(WHAT TO WORK ON):
Copy out all the lines where "решения" shows up.

Saved data entries
————
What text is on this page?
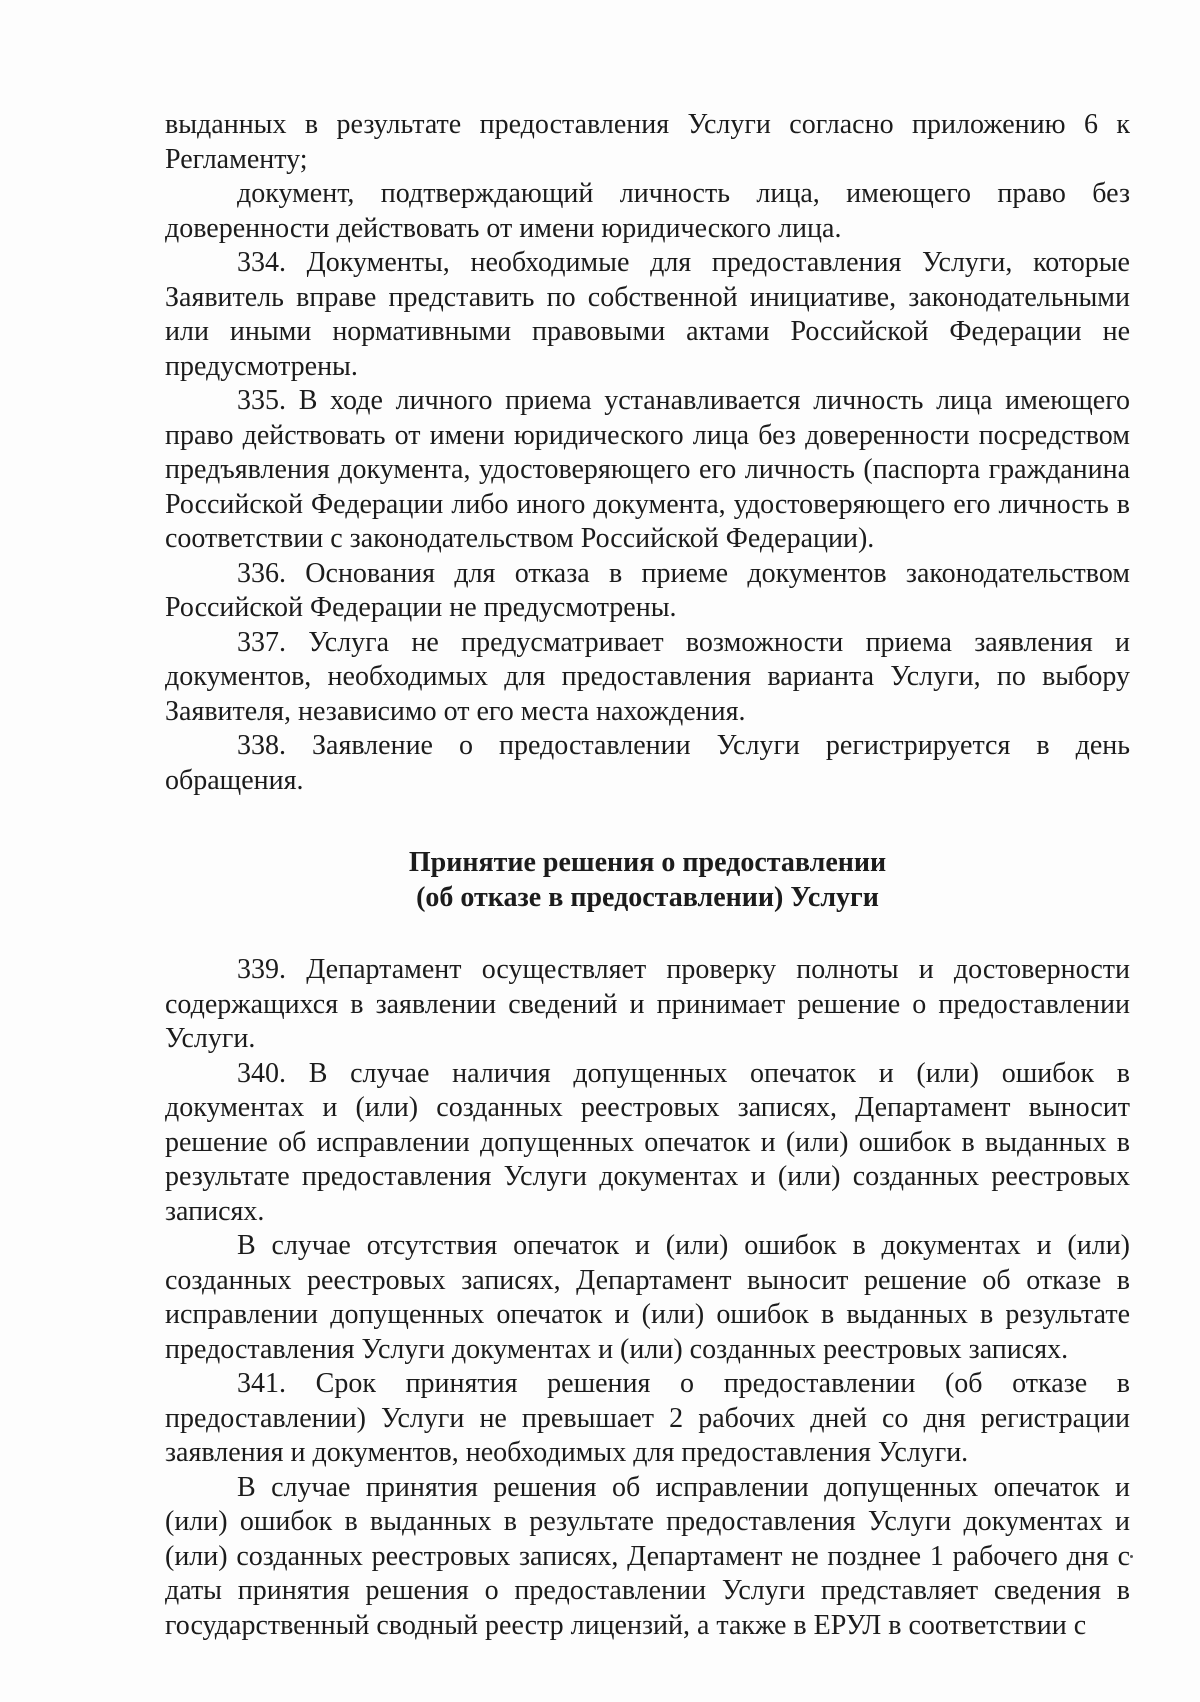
выданных в результате предоставления Услуги согласно приложению 6 к Регламенту;

документ, подтверждающий личность лица, имеющего право без доверенности действовать от имени юридического лица.

334. Документы, необходимые для предоставления Услуги, которые Заявитель вправе представить по собственной инициативе, законодательными или иными нормативными правовыми актами Российской Федерации не предусмотрены.

335. В ходе личного приема устанавливается личность лица имеющего право действовать от имени юридического лица без доверенности посредством предъявления документа, удостоверяющего его личность (паспорта гражданина Российской Федерации либо иного документа, удостоверяющего его личность в соответствии с законодательством Российской Федерации).

336. Основания для отказа в приеме документов законодательством Российской Федерации не предусмотрены.

337. Услуга не предусматривает возможности приема заявления и документов, необходимых для предоставления варианта Услуги, по выбору Заявителя, независимо от его места нахождения.

338. Заявление о предоставлении Услуги регистрируется в день обращения.

Принятие решения о предоставлении
(об отказе в предоставлении) Услуги

339. Департамент осуществляет проверку полноты и достоверности содержащихся в заявлении сведений и принимает решение о предоставлении Услуги.

340. В случае наличия допущенных опечаток и (или) ошибок в документах и (или) созданных реестровых записях, Департамент выносит решение об исправлении допущенных опечаток и (или) ошибок в выданных в результате предоставления Услуги документах и (или) созданных реестровых записях.

В случае отсутствия опечаток и (или) ошибок в документах и (или) созданных реестровых записях, Департамент выносит решение об отказе в исправлении допущенных опечаток и (или) ошибок в выданных в результате предоставления Услуги документах и (или) созданных реестровых записях.

341. Срок принятия решения о предоставлении (об отказе в предоставлении) Услуги не превышает 2 рабочих дней со дня регистрации заявления и документов, необходимых для предоставления Услуги.

В случае принятия решения об исправлении допущенных опечаток и (или) ошибок в выданных в результате предоставления Услуги документах и (или) созданных реестровых записях, Департамент не позднее 1 рабочего дня с даты принятия решения о предоставлении Услуги представляет сведения в государственный сводный реестр лицензий, а также в ЕРУЛ в соответствии с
————
(WRITTEN RESPONSE):
Принятие решения о предоставлении
341. Срок принятия решения о предоставлении (об отказе в предоставлении) Услуги не превышает 2 рабочих дней со дня регистрации заявления и документов, необходимых для предоставления Услуги.
В случае принятия решения об исправлении допущенных опечаток и (или) ошибок в выданных в результате предоставления Услуги документах и (или) созданных реестровых записях, Департамент не позднее 1 рабочего дня с даты принятия решения о предоставлении Услуги представляет сведения в государственный сводный реестр лицензий, а также в ЕРУЛ в соответствии с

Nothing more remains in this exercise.